EXERCISE BRIEF —
The entries are to be returned exactly as written.

(Dataset items)
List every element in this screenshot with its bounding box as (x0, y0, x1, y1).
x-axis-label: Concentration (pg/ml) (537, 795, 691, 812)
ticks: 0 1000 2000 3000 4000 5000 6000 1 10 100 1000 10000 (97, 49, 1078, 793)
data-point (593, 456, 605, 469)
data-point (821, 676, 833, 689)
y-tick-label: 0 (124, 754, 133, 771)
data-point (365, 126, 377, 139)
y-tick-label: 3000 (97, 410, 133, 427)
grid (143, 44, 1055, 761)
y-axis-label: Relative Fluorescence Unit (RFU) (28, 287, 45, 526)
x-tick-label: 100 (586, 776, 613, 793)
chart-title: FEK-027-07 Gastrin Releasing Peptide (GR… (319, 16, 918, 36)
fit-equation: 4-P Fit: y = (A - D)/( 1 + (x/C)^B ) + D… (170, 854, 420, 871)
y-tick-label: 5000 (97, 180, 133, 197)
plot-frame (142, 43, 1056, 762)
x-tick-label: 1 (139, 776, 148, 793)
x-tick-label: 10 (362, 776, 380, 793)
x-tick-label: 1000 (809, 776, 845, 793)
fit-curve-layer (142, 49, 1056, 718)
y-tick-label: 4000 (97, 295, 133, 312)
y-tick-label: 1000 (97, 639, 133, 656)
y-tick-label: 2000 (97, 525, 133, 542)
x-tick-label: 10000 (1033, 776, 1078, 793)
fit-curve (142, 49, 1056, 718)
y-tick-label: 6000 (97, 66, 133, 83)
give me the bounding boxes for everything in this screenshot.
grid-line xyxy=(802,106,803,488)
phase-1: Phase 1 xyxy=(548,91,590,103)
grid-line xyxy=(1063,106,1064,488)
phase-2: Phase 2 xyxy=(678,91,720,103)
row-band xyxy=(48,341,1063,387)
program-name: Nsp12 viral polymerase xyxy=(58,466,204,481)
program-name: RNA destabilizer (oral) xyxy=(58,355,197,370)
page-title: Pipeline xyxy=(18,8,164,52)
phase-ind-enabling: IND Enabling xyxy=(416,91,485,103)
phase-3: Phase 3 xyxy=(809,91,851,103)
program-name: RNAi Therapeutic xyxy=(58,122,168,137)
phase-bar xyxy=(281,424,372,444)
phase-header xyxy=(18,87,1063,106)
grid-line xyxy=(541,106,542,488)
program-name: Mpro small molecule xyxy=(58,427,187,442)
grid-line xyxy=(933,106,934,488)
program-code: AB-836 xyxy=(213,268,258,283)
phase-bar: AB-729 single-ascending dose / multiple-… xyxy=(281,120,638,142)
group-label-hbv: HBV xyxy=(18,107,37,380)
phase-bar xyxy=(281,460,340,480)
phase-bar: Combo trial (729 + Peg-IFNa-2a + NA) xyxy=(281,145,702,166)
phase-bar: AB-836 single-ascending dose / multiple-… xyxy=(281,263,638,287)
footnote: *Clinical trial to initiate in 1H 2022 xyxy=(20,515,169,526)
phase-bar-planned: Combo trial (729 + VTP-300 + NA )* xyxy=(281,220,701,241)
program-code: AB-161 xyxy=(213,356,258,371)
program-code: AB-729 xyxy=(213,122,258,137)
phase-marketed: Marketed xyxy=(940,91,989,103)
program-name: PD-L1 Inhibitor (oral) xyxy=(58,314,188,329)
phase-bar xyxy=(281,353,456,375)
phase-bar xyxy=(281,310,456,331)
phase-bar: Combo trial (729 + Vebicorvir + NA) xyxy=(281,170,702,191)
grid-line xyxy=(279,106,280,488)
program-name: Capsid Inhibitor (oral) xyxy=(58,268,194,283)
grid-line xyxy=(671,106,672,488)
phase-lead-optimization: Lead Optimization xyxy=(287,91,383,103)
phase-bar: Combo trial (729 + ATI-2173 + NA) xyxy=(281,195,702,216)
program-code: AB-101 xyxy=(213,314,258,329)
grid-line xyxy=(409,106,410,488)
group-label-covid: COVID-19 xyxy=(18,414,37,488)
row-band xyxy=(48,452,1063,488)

EXPECTED ANSWER —
List every element in this screenshot with its bounding box as (x0, y0, x1, y1).
x-axis-label: Concentration (pg/ml) (537, 795, 691, 812)
ticks: 0 1000 2000 3000 4000 5000 6000 1 10 100 1000 10000 (97, 49, 1078, 793)
data-point (593, 456, 605, 469)
data-point (821, 676, 833, 689)
y-tick-label: 0 (124, 754, 133, 771)
data-point (365, 126, 377, 139)
y-tick-label: 3000 (97, 410, 133, 427)
grid (143, 44, 1055, 761)
y-axis-label: Relative Fluorescence Unit (RFU) (28, 287, 45, 526)
x-tick-label: 100 (586, 776, 613, 793)
chart-title: FEK-027-07 Gastrin Releasing Peptide (GR… (319, 16, 918, 36)
fit-equation: 4-P Fit: y = (A - D)/( 1 + (x/C)^B ) + D… (170, 854, 420, 871)
y-tick-label: 5000 (97, 180, 133, 197)
plot-frame (142, 43, 1056, 762)
x-tick-label: 1 (139, 776, 148, 793)
x-tick-label: 10 (362, 776, 380, 793)
x-tick-label: 1000 (809, 776, 845, 793)
fit-curve-layer (142, 49, 1056, 718)
y-tick-label: 4000 (97, 295, 133, 312)
y-tick-label: 1000 (97, 639, 133, 656)
y-tick-label: 2000 (97, 525, 133, 542)
x-tick-label: 10000 (1033, 776, 1078, 793)
fit-curve (142, 49, 1056, 718)
y-tick-label: 6000 (97, 66, 133, 83)
give me the bounding boxes for everything in this screenshot.
grid-line xyxy=(802,106,803,488)
phase-1: Phase 1 xyxy=(548,91,590,103)
grid-line xyxy=(1063,106,1064,488)
phase-2: Phase 2 xyxy=(678,91,720,103)
row-band xyxy=(48,341,1063,387)
program-name: Nsp12 viral polymerase xyxy=(58,466,204,481)
program-name: RNA destabilizer (oral) xyxy=(58,355,197,370)
page-title: Pipeline xyxy=(18,8,164,52)
phase-ind-enabling: IND Enabling xyxy=(416,91,485,103)
phase-3: Phase 3 xyxy=(809,91,851,103)
program-name: RNAi Therapeutic xyxy=(58,122,168,137)
phase-bar xyxy=(281,424,372,444)
phase-header xyxy=(18,87,1063,106)
grid-line xyxy=(541,106,542,488)
program-name: Mpro small molecule xyxy=(58,427,187,442)
grid-line xyxy=(933,106,934,488)
program-code: AB-836 xyxy=(213,268,258,283)
phase-bar: AB-729 single-ascending dose / multiple-… xyxy=(281,120,638,142)
group-label-hbv: HBV xyxy=(18,107,37,380)
phase-bar xyxy=(281,460,340,480)
phase-bar: Combo trial (729 + Peg-IFNa-2a + NA) xyxy=(281,145,702,166)
phase-bar: AB-836 single-ascending dose / multiple-… xyxy=(281,263,638,287)
footnote: *Clinical trial to initiate in 1H 2022 xyxy=(20,515,169,526)
phase-bar-planned: Combo trial (729 + VTP-300 + NA )* xyxy=(281,220,701,241)
program-code: AB-161 xyxy=(213,356,258,371)
program-code: AB-729 xyxy=(213,122,258,137)
phase-marketed: Marketed xyxy=(940,91,989,103)
program-name: PD-L1 Inhibitor (oral) xyxy=(58,314,188,329)
phase-bar xyxy=(281,353,456,375)
phase-bar xyxy=(281,310,456,331)
phase-bar: Combo trial (729 + Vebicorvir + NA) xyxy=(281,170,702,191)
grid-line xyxy=(279,106,280,488)
program-name: Capsid Inhibitor (oral) xyxy=(58,268,194,283)
grid-line xyxy=(671,106,672,488)
phase-lead-optimization: Lead Optimization xyxy=(287,91,383,103)
phase-bar: Combo trial (729 + ATI-2173 + NA) xyxy=(281,195,702,216)
program-code: AB-101 xyxy=(213,314,258,329)
grid-line xyxy=(409,106,410,488)
group-label-covid: COVID-19 xyxy=(18,414,37,488)
row-band xyxy=(48,452,1063,488)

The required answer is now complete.